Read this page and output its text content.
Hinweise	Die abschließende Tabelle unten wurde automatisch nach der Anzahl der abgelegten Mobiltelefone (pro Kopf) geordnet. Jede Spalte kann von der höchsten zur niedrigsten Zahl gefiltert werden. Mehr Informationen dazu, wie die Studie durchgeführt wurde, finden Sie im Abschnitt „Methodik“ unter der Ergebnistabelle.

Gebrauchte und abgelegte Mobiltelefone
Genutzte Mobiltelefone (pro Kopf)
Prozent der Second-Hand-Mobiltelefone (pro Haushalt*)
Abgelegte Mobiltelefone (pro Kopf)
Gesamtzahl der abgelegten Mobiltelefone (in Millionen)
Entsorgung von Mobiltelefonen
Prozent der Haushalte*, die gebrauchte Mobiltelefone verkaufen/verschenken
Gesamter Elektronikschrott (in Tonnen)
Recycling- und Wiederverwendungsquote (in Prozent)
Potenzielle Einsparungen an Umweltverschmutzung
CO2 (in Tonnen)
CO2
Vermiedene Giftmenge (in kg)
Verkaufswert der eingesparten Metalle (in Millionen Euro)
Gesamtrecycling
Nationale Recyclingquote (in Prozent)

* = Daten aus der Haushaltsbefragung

● Directions for this task:
Search the data for the string "Prozent" and copy each line where it appears.

● Answer below:
Prozent der Second-Hand-Mobiltelefone (pro Haushalt*)
Prozent der Haushalte*, die gebrauchte Mobiltelefone verkaufen/verschenken
Recycling- und Wiederverwendungsquote (in Prozent)
Nationale Recyclingquote (in Prozent)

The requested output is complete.